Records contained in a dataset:
* * *

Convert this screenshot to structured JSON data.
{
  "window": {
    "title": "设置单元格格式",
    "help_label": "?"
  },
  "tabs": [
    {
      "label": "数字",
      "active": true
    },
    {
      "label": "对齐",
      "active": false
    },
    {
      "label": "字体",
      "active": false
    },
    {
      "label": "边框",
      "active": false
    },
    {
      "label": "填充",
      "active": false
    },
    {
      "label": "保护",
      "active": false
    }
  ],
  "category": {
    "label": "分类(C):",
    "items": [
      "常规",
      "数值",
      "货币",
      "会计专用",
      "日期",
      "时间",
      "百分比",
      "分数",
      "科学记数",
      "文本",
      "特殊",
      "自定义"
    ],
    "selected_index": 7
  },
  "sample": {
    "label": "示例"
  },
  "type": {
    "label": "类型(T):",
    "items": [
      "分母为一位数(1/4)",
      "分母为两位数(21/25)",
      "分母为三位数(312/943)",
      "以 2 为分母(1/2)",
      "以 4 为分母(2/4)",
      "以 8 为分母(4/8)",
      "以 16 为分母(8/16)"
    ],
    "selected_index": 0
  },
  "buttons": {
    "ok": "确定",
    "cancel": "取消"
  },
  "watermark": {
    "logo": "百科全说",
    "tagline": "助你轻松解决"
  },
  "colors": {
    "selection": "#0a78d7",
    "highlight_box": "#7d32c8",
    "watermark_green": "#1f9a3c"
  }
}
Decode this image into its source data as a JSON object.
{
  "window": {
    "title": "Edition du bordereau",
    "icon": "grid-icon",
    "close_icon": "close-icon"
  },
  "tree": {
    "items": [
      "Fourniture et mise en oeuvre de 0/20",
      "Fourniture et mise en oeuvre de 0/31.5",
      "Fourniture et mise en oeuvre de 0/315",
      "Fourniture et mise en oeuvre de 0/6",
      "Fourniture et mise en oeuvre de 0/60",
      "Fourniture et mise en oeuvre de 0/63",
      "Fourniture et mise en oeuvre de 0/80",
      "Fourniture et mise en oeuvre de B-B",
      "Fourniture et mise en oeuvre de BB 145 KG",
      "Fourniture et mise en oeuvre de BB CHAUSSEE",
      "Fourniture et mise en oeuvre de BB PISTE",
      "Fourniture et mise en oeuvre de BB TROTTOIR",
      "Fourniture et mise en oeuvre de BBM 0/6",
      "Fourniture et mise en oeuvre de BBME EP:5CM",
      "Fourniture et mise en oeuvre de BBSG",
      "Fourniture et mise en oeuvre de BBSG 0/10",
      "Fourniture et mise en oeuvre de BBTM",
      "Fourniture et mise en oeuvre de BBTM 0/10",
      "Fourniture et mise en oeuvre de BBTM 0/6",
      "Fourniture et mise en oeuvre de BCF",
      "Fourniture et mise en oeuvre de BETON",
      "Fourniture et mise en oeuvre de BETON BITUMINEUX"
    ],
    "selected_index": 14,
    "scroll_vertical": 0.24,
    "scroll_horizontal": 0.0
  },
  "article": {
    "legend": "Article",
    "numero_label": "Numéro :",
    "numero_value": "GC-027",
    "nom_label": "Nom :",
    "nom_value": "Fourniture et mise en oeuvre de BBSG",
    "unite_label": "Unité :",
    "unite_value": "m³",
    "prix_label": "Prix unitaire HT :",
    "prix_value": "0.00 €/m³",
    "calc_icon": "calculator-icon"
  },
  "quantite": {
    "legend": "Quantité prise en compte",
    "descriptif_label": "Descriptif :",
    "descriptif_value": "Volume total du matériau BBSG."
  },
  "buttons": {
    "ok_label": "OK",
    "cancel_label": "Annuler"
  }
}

* * *

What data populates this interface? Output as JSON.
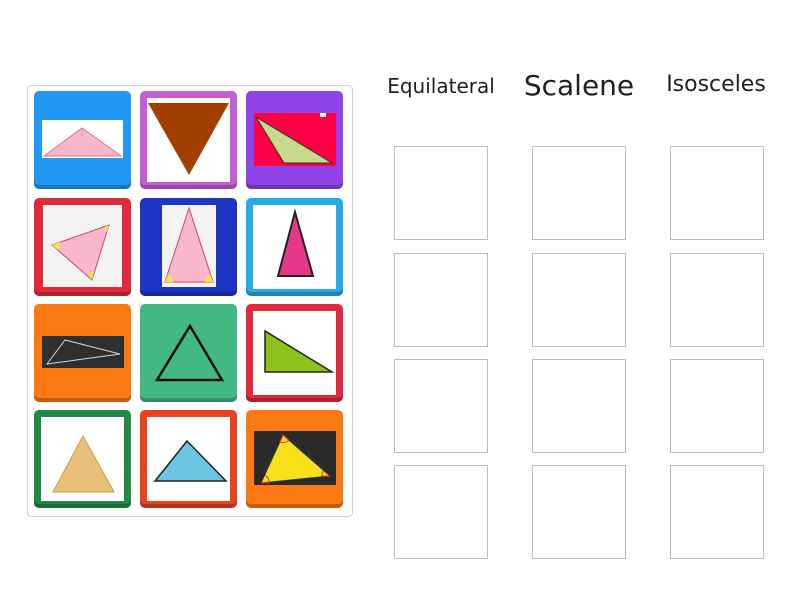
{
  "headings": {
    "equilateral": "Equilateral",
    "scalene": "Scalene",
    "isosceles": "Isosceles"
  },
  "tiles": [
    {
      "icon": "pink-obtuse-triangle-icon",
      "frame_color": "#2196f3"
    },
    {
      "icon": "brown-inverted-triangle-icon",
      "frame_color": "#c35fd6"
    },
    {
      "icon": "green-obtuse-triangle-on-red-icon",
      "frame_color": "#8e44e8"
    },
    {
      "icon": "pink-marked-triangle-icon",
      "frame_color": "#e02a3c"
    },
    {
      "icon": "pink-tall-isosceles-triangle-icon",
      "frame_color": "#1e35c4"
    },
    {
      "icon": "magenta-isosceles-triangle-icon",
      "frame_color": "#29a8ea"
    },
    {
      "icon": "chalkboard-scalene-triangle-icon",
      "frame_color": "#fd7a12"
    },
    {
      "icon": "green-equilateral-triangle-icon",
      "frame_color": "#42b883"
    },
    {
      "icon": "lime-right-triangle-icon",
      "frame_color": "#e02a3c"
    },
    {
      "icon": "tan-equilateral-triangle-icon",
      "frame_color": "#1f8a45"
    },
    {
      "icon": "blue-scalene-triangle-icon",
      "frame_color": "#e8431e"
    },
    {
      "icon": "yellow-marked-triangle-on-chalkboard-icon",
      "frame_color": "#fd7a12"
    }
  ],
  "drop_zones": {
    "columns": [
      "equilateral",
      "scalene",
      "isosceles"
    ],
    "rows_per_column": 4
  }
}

* * *

(EXERCISE REQUIREMENTS)
State how many lines of the listing above hold the word "BBTM", with nothing but the number.

(THE RESPONSE)
3